[PROBLEM] Across the entries, how many lines have the string "this" in them? Reply with only a number.

[INPUT DATA]
::::::::

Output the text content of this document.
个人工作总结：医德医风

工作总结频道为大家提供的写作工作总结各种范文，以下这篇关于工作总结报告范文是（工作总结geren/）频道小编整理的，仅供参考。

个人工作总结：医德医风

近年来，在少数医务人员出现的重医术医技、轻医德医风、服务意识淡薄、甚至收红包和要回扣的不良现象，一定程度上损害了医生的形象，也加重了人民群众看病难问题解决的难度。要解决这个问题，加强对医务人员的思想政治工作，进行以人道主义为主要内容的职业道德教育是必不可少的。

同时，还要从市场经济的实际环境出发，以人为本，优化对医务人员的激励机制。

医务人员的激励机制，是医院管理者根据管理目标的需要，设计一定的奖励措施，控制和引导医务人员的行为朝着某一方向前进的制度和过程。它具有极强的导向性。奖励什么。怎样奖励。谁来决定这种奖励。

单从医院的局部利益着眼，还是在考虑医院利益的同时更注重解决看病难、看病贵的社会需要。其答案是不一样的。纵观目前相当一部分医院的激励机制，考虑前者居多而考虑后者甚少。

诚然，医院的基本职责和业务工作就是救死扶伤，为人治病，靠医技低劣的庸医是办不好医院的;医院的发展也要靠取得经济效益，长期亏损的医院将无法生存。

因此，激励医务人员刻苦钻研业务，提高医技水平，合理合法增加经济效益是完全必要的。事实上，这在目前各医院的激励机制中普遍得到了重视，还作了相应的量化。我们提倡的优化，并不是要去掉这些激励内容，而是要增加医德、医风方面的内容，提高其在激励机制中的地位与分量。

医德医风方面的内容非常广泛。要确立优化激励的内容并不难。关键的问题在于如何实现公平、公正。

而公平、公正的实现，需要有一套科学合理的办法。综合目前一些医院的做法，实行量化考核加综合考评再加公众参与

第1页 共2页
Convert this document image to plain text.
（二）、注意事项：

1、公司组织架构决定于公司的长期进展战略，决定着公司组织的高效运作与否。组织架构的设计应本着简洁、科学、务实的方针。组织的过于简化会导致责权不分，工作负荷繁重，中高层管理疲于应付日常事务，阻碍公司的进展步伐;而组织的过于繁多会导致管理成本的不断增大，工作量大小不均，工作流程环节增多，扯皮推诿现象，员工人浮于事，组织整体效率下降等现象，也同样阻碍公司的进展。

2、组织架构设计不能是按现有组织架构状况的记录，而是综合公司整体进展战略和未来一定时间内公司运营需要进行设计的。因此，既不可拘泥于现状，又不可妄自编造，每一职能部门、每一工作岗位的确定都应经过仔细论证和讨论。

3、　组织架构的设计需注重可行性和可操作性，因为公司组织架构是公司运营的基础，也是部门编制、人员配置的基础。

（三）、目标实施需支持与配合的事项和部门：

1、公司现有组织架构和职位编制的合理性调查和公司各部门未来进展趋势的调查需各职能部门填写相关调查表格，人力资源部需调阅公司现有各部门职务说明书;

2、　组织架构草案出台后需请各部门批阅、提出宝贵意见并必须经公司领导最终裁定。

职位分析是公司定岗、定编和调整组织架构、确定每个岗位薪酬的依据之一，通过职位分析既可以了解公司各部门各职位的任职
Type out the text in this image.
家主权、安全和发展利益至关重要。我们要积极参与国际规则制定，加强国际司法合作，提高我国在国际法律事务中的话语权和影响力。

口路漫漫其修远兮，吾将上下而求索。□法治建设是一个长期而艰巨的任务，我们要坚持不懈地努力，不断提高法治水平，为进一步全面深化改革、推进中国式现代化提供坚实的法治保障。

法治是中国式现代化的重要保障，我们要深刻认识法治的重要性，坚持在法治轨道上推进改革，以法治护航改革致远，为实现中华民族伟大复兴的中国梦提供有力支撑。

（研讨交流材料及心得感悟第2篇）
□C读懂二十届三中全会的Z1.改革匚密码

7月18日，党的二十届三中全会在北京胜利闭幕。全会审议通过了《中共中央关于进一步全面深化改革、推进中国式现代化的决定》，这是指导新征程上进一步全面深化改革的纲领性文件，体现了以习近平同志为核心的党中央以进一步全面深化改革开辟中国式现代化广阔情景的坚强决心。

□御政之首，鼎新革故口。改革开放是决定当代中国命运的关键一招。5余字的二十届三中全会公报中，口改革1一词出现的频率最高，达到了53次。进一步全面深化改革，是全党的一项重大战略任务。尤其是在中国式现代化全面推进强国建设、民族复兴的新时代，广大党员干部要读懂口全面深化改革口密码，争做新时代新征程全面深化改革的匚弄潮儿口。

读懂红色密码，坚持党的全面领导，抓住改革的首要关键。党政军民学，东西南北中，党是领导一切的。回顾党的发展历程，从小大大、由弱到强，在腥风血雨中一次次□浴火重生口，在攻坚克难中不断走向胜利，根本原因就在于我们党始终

::::::::

[EXPECTED OUTPUT] 3